* **Set task**
In the lines below, find how many contain the word "spectrum" and report that figure alone.

+ + + + + + +

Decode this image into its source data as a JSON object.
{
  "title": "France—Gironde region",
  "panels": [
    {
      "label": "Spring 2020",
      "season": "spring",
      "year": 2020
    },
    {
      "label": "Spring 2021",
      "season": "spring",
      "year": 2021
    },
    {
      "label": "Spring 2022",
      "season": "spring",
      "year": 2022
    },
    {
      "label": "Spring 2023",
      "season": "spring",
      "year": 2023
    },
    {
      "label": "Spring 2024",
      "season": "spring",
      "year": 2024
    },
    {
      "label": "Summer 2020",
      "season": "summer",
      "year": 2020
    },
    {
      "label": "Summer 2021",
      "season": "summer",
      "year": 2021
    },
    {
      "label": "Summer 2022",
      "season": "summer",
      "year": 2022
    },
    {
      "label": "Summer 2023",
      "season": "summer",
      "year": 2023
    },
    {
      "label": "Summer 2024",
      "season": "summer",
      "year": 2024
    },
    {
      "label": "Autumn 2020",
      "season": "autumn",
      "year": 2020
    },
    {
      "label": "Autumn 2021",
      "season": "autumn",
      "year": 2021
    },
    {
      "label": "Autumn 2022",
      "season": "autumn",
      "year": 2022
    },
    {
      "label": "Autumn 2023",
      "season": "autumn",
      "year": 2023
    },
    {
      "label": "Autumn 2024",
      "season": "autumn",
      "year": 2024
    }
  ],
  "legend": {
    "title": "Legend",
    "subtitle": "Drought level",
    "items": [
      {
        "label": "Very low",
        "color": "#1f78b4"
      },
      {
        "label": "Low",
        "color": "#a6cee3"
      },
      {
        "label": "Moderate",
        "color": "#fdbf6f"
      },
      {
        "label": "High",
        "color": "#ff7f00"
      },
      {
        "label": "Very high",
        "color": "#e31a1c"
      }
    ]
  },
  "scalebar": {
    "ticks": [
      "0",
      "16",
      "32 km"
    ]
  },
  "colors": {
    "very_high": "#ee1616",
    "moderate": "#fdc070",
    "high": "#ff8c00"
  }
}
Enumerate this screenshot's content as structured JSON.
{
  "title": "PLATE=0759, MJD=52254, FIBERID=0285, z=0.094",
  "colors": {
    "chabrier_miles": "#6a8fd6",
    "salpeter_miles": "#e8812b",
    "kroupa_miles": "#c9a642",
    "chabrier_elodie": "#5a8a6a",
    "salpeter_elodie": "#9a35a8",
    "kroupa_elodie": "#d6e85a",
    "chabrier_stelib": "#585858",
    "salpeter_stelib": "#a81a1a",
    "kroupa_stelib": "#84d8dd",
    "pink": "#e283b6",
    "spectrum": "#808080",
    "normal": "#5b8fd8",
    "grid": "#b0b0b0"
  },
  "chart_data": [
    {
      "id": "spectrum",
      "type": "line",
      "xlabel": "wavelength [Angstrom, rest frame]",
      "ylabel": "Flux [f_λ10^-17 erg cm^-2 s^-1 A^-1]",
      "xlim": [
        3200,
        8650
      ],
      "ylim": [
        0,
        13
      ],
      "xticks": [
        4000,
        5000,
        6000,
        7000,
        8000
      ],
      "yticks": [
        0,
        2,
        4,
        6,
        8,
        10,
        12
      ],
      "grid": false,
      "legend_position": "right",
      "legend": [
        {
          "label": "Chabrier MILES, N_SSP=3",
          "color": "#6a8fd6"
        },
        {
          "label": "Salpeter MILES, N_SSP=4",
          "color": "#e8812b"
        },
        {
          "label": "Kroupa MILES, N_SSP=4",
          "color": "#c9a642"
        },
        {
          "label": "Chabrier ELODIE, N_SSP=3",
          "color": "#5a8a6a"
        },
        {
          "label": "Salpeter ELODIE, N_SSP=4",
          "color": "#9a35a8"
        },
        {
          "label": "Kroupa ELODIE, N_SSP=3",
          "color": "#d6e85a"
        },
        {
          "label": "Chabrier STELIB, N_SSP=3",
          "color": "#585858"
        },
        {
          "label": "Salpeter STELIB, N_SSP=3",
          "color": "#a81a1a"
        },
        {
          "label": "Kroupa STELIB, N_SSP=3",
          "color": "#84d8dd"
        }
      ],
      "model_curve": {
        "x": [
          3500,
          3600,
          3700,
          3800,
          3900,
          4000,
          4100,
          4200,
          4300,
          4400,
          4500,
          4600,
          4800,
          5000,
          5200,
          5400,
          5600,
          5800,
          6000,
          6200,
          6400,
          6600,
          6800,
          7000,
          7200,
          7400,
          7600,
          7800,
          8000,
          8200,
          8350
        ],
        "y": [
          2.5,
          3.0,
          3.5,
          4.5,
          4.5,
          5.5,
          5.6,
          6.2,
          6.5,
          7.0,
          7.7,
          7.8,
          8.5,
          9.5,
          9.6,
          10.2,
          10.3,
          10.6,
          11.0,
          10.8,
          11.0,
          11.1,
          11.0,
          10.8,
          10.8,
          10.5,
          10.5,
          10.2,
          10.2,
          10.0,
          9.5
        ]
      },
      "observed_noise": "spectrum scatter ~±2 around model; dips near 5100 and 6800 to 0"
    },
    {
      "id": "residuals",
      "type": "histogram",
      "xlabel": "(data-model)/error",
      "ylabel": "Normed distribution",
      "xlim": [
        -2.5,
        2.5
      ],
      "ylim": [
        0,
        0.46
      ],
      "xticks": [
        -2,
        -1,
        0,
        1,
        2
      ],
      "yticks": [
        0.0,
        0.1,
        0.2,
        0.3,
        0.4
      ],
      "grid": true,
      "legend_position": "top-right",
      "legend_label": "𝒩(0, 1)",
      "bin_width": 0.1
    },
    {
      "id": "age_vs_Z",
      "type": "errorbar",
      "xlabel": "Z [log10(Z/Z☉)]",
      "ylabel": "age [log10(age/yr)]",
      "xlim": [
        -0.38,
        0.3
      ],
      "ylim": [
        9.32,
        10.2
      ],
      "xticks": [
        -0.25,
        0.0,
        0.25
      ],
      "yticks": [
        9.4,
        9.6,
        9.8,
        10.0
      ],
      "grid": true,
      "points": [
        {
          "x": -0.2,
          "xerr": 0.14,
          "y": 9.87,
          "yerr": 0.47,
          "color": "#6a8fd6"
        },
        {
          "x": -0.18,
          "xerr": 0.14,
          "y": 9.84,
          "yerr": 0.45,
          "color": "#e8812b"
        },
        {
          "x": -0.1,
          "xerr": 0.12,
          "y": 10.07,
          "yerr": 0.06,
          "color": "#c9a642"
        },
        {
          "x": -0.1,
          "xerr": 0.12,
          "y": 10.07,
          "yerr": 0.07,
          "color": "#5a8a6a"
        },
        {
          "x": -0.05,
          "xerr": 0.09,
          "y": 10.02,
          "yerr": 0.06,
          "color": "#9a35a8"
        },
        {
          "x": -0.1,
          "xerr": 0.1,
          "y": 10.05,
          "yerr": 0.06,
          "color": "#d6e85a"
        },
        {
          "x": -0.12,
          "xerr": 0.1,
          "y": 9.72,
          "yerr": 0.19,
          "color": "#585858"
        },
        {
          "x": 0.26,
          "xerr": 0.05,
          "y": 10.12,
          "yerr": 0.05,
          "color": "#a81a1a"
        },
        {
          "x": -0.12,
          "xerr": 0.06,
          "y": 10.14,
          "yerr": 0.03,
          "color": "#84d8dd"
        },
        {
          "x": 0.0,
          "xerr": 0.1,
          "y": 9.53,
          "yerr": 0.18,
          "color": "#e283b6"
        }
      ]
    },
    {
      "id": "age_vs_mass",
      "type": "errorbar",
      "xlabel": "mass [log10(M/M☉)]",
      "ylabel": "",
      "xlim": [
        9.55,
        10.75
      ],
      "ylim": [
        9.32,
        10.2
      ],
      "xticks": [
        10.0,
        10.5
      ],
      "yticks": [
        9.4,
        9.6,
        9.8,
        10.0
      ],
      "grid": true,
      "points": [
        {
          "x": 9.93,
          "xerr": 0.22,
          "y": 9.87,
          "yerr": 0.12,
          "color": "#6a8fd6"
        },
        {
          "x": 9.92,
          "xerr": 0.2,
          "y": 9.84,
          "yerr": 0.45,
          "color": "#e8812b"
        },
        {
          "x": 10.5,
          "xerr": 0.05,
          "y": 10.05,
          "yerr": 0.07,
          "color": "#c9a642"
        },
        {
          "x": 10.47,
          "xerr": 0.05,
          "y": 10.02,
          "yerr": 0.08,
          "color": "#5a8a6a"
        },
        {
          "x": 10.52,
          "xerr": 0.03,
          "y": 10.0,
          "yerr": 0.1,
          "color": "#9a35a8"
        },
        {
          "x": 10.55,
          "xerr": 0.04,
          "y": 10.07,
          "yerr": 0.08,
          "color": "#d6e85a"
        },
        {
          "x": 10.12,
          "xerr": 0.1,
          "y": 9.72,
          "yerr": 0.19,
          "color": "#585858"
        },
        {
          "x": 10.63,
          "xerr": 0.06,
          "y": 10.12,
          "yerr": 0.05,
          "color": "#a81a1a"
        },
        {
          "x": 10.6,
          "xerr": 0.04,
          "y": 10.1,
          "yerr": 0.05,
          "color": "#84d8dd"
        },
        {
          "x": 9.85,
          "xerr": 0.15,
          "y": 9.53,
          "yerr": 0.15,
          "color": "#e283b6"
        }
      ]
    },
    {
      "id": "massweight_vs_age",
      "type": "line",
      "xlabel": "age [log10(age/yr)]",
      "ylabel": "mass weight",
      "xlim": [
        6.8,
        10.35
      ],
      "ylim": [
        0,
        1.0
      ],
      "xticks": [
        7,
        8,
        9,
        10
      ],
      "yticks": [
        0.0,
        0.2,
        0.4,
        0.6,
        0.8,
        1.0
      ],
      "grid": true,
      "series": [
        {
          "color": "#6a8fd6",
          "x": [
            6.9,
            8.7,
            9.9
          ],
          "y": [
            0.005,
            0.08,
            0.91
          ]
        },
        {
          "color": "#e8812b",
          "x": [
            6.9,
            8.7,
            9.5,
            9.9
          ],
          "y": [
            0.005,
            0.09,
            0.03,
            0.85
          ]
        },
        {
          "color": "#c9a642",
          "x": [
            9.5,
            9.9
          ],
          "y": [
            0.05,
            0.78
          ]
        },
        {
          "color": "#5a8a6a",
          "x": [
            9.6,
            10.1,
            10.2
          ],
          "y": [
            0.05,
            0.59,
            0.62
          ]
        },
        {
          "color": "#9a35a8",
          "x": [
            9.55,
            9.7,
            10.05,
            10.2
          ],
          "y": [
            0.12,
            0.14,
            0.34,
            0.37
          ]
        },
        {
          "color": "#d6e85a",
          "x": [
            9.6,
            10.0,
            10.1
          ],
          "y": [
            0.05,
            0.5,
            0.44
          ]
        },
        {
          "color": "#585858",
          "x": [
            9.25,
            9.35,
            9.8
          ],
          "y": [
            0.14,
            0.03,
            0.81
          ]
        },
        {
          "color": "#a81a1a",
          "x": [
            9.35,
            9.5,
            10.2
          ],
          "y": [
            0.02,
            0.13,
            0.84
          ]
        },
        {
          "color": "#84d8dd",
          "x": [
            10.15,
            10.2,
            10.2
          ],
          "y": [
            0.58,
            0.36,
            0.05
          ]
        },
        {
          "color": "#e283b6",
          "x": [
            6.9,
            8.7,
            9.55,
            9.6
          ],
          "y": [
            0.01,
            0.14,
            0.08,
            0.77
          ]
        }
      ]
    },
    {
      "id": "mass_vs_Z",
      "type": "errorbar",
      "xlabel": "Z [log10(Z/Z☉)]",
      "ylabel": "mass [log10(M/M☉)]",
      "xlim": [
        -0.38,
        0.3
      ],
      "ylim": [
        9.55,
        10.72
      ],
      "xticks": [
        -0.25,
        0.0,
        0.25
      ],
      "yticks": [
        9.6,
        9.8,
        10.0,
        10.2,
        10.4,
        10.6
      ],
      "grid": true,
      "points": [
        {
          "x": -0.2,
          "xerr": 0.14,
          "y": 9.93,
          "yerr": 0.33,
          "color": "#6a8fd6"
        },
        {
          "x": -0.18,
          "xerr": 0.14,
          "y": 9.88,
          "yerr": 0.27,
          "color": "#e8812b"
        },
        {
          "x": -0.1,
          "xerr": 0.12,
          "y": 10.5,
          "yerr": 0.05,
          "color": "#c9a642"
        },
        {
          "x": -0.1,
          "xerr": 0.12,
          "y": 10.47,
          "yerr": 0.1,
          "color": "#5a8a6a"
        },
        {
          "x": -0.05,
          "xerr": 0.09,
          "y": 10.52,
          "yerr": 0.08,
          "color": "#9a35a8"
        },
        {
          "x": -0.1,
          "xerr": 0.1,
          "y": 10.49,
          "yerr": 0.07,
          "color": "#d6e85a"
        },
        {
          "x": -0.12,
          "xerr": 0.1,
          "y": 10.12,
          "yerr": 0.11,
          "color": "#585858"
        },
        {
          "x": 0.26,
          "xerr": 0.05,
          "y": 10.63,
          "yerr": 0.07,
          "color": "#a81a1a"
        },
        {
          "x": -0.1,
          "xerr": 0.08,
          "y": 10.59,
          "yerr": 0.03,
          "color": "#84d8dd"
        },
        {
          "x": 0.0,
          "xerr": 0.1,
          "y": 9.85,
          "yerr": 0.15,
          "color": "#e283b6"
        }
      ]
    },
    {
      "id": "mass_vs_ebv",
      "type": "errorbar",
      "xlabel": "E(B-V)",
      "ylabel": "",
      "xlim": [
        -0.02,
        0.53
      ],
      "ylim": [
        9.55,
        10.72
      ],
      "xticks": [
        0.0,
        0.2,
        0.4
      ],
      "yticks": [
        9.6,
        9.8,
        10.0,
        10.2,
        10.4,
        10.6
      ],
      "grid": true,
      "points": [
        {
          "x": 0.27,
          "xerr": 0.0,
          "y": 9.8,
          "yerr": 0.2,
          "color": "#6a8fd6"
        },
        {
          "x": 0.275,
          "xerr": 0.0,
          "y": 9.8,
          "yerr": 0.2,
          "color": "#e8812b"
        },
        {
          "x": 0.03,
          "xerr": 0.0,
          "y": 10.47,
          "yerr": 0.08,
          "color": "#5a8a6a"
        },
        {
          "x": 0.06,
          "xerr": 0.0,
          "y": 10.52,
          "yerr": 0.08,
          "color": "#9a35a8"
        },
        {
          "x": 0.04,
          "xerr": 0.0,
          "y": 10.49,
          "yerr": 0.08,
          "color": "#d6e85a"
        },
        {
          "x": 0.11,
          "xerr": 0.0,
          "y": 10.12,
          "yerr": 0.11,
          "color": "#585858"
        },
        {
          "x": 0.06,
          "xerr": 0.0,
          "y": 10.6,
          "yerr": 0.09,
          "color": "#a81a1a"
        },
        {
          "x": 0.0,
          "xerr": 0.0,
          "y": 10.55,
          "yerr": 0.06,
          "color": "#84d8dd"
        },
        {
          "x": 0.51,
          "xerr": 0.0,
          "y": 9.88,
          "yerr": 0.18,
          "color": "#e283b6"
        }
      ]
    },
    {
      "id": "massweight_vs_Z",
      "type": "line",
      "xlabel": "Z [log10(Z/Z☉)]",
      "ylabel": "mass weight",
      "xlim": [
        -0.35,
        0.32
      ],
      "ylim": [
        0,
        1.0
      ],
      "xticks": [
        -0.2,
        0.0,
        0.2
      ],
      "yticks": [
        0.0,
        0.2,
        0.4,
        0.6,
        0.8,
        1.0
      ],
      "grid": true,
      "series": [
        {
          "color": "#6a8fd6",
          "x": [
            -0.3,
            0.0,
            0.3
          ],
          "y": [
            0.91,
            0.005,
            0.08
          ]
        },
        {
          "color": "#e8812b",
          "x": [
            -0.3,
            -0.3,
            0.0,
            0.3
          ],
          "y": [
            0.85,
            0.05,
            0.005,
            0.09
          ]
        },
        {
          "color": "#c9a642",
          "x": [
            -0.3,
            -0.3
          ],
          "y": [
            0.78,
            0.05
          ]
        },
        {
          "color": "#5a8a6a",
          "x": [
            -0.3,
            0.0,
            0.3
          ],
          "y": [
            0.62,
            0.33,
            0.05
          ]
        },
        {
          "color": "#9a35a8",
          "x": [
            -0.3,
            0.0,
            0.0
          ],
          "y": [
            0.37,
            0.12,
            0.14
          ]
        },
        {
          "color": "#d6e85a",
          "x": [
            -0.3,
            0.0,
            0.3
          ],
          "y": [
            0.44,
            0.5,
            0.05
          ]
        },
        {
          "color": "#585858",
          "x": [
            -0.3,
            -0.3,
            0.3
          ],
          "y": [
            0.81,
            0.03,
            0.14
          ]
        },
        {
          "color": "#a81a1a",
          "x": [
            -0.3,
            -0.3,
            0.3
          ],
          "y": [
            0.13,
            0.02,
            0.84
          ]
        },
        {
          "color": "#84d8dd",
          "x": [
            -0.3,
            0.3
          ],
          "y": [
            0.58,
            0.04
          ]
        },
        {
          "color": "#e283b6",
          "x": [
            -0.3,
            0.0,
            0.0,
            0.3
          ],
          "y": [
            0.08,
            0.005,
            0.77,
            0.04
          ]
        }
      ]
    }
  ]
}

+ + + + + + +

* **Exercise result**
3